-- begin Listing --

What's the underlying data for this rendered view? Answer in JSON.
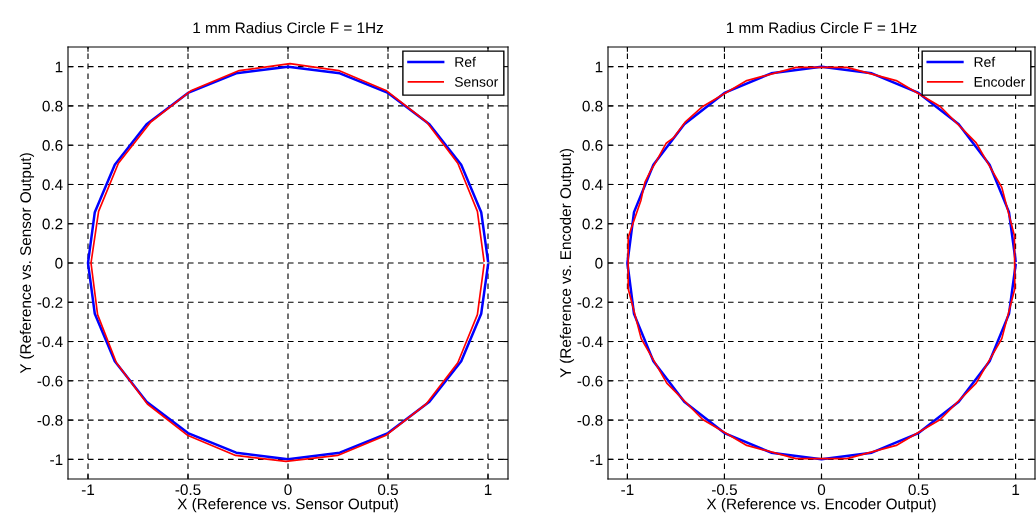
{
  "chart_data": [
    {
      "type": "line",
      "title": "1 mm Radius Circle F = 1Hz",
      "xlabel": "X (Reference vs. Sensor Output)",
      "ylabel": "Y (Reference vs. Sensor Output)",
      "xlim": [
        -1.1,
        1.1
      ],
      "ylim": [
        -1.1,
        1.1
      ],
      "xticks": [
        -1,
        -0.5,
        0,
        0.5,
        1
      ],
      "yticks": [
        -1,
        -0.8,
        -0.6,
        -0.4,
        -0.2,
        0,
        0.2,
        0.4,
        0.6,
        0.8,
        1
      ],
      "grid": true,
      "legend": "top right",
      "marker": "none",
      "line_style": "solid",
      "series": [
        {
          "name": "Ref",
          "color": "#0000ff",
          "x": [
            1,
            0.966,
            0.866,
            0.707,
            0.5,
            0.259,
            0,
            -0.259,
            -0.5,
            -0.707,
            -0.866,
            -0.966,
            -1,
            -0.966,
            -0.866,
            -0.707,
            -0.5,
            -0.259,
            0,
            0.259,
            0.5,
            0.707,
            0.866,
            0.966,
            1
          ],
          "values": [
            0.01,
            0.259,
            0.5,
            0.707,
            0.866,
            0.966,
            1,
            0.966,
            0.866,
            0.707,
            0.5,
            0.259,
            0,
            -0.259,
            -0.5,
            -0.707,
            -0.866,
            -0.966,
            -1,
            -0.966,
            -0.866,
            -0.707,
            -0.5,
            -0.259,
            -0.01
          ]
        },
        {
          "name": "Sensor",
          "color": "#ff0000",
          "x": [
            0.98,
            0.947,
            0.849,
            0.693,
            0.49,
            0.254,
            0.01,
            -0.244,
            -0.483,
            -0.686,
            -0.848,
            -0.947,
            -0.985,
            -0.952,
            -0.858,
            -0.703,
            -0.5,
            -0.262,
            -0.01,
            0.248,
            0.488,
            0.691,
            0.849,
            0.947,
            0.98
          ],
          "values": [
            0.01,
            0.263,
            0.508,
            0.718,
            0.879,
            0.98,
            1.015,
            0.98,
            0.879,
            0.718,
            0.508,
            0.263,
            0,
            -0.263,
            -0.508,
            -0.718,
            -0.879,
            -0.98,
            -1.01,
            -0.98,
            -0.879,
            -0.718,
            -0.508,
            -0.263,
            -0.01
          ]
        }
      ]
    },
    {
      "type": "line",
      "title": "1 mm Radius Circle F = 1Hz",
      "xlabel": "X (Reference vs. Encoder Output)",
      "ylabel": "Y (Reference vs. Encoder Output)",
      "xlim": [
        -1.1,
        1.1
      ],
      "ylim": [
        -1.1,
        1.1
      ],
      "xticks": [
        -1,
        -0.5,
        0,
        0.5,
        1
      ],
      "yticks": [
        -1,
        -0.8,
        -0.6,
        -0.4,
        -0.2,
        0,
        0.2,
        0.4,
        0.6,
        0.8,
        1
      ],
      "grid": true,
      "legend": "top right",
      "marker": "none",
      "line_style": "solid",
      "series": [
        {
          "name": "Ref",
          "color": "#0000ff",
          "x": [
            1,
            0.966,
            0.866,
            0.707,
            0.5,
            0.259,
            0,
            -0.259,
            -0.5,
            -0.707,
            -0.866,
            -0.966,
            -1,
            -0.966,
            -0.866,
            -0.707,
            -0.5,
            -0.259,
            0,
            0.259,
            0.5,
            0.707,
            0.866,
            0.966,
            1
          ],
          "values": [
            0.01,
            0.259,
            0.5,
            0.707,
            0.866,
            0.966,
            1,
            0.966,
            0.866,
            0.707,
            0.5,
            0.259,
            0,
            -0.259,
            -0.5,
            -0.707,
            -0.866,
            -0.966,
            -1,
            -0.966,
            -0.866,
            -0.707,
            -0.5,
            -0.259,
            -0.01
          ]
        },
        {
          "name": "Encoder",
          "color": "#ff0000",
          "x": [
            0.996,
            0.929,
            0.797,
            0.612,
            0.385,
            0.131,
            -0.131,
            -0.385,
            -0.612,
            -0.7,
            -0.76,
            -0.8,
            -0.85,
            -0.88,
            -0.91,
            -0.93,
            -0.996,
            -0.996,
            -0.929,
            -0.797,
            -0.612,
            -0.385,
            -0.131,
            0.131,
            0.385,
            0.612,
            0.797,
            0.929,
            0.996,
            0.994
          ],
          "values": [
            0.131,
            0.385,
            0.612,
            0.797,
            0.929,
            0.996,
            0.996,
            0.929,
            0.797,
            0.72,
            0.64,
            0.61,
            0.52,
            0.47,
            0.41,
            0.32,
            0.131,
            -0.131,
            -0.385,
            -0.612,
            -0.797,
            -0.929,
            -0.996,
            -0.996,
            -0.929,
            -0.797,
            -0.612,
            -0.385,
            -0.131,
            0.128
          ]
        }
      ]
    }
  ]
}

-- end Listing --

> _What you will do_:
Above are records to transcribe exactly; leave their pictures out.

> _Exercise response_:
What's the underlying data for this rendered view? Answer in JSON.
{
  "chart_data": [
    {
      "type": "line",
      "title": "1 mm Radius Circle F = 1Hz",
      "xlabel": "X (Reference vs. Sensor Output)",
      "ylabel": "Y (Reference vs. Sensor Output)",
      "xlim": [
        -1.1,
        1.1
      ],
      "ylim": [
        -1.1,
        1.1
      ],
      "xticks": [
        -1,
        -0.5,
        0,
        0.5,
        1
      ],
      "yticks": [
        -1,
        -0.8,
        -0.6,
        -0.4,
        -0.2,
        0,
        0.2,
        0.4,
        0.6,
        0.8,
        1
      ],
      "grid": true,
      "legend": "top right",
      "marker": "none",
      "line_style": "solid",
      "series": [
        {
          "name": "Ref",
          "color": "#0000ff",
          "x": [
            1,
            0.966,
            0.866,
            0.707,
            0.5,
            0.259,
            0,
            -0.259,
            -0.5,
            -0.707,
            -0.866,
            -0.966,
            -1,
            -0.966,
            -0.866,
            -0.707,
            -0.5,
            -0.259,
            0,
            0.259,
            0.5,
            0.707,
            0.866,
            0.966,
            1
          ],
          "values": [
            0.01,
            0.259,
            0.5,
            0.707,
            0.866,
            0.966,
            1,
            0.966,
            0.866,
            0.707,
            0.5,
            0.259,
            0,
            -0.259,
            -0.5,
            -0.707,
            -0.866,
            -0.966,
            -1,
            -0.966,
            -0.866,
            -0.707,
            -0.5,
            -0.259,
            -0.01
          ]
        },
        {
          "name": "Sensor",
          "color": "#ff0000",
          "x": [
            0.98,
            0.947,
            0.849,
            0.693,
            0.49,
            0.254,
            0.01,
            -0.244,
            -0.483,
            -0.686,
            -0.848,
            -0.947,
            -0.985,
            -0.952,
            -0.858,
            -0.703,
            -0.5,
            -0.262,
            -0.01,
            0.248,
            0.488,
            0.691,
            0.849,
            0.947,
            0.98
          ],
          "values": [
            0.01,
            0.263,
            0.508,
            0.718,
            0.879,
            0.98,
            1.015,
            0.98,
            0.879,
            0.718,
            0.508,
            0.263,
            0,
            -0.263,
            -0.508,
            -0.718,
            -0.879,
            -0.98,
            -1.01,
            -0.98,
            -0.879,
            -0.718,
            -0.508,
            -0.263,
            -0.01
          ]
        }
      ]
    },
    {
      "type": "line",
      "title": "1 mm Radius Circle F = 1Hz",
      "xlabel": "X (Reference vs. Encoder Output)",
      "ylabel": "Y (Reference vs. Encoder Output)",
      "xlim": [
        -1.1,
        1.1
      ],
      "ylim": [
        -1.1,
        1.1
      ],
      "xticks": [
        -1,
        -0.5,
        0,
        0.5,
        1
      ],
      "yticks": [
        -1,
        -0.8,
        -0.6,
        -0.4,
        -0.2,
        0,
        0.2,
        0.4,
        0.6,
        0.8,
        1
      ],
      "grid": true,
      "legend": "top right",
      "marker": "none",
      "line_style": "solid",
      "series": [
        {
          "name": "Ref",
          "color": "#0000ff",
          "x": [
            1,
            0.966,
            0.866,
            0.707,
            0.5,
            0.259,
            0,
            -0.259,
            -0.5,
            -0.707,
            -0.866,
            -0.966,
            -1,
            -0.966,
            -0.866,
            -0.707,
            -0.5,
            -0.259,
            0,
            0.259,
            0.5,
            0.707,
            0.866,
            0.966,
            1
          ],
          "values": [
            0.01,
            0.259,
            0.5,
            0.707,
            0.866,
            0.966,
            1,
            0.966,
            0.866,
            0.707,
            0.5,
            0.259,
            0,
            -0.259,
            -0.5,
            -0.707,
            -0.866,
            -0.966,
            -1,
            -0.966,
            -0.866,
            -0.707,
            -0.5,
            -0.259,
            -0.01
          ]
        },
        {
          "name": "Encoder",
          "color": "#ff0000",
          "x": [
            0.996,
            0.929,
            0.797,
            0.612,
            0.385,
            0.131,
            -0.131,
            -0.385,
            -0.612,
            -0.7,
            -0.76,
            -0.8,
            -0.85,
            -0.88,
            -0.91,
            -0.93,
            -0.996,
            -0.996,
            -0.929,
            -0.797,
            -0.612,
            -0.385,
            -0.131,
            0.131,
            0.385,
            0.612,
            0.797,
            0.929,
            0.996,
            0.994
          ],
          "values": [
            0.131,
            0.385,
            0.612,
            0.797,
            0.929,
            0.996,
            0.996,
            0.929,
            0.797,
            0.72,
            0.64,
            0.61,
            0.52,
            0.47,
            0.41,
            0.32,
            0.131,
            -0.131,
            -0.385,
            -0.612,
            -0.797,
            -0.929,
            -0.996,
            -0.996,
            -0.929,
            -0.797,
            -0.612,
            -0.385,
            -0.131,
            0.128
          ]
        }
      ]
    }
  ]
}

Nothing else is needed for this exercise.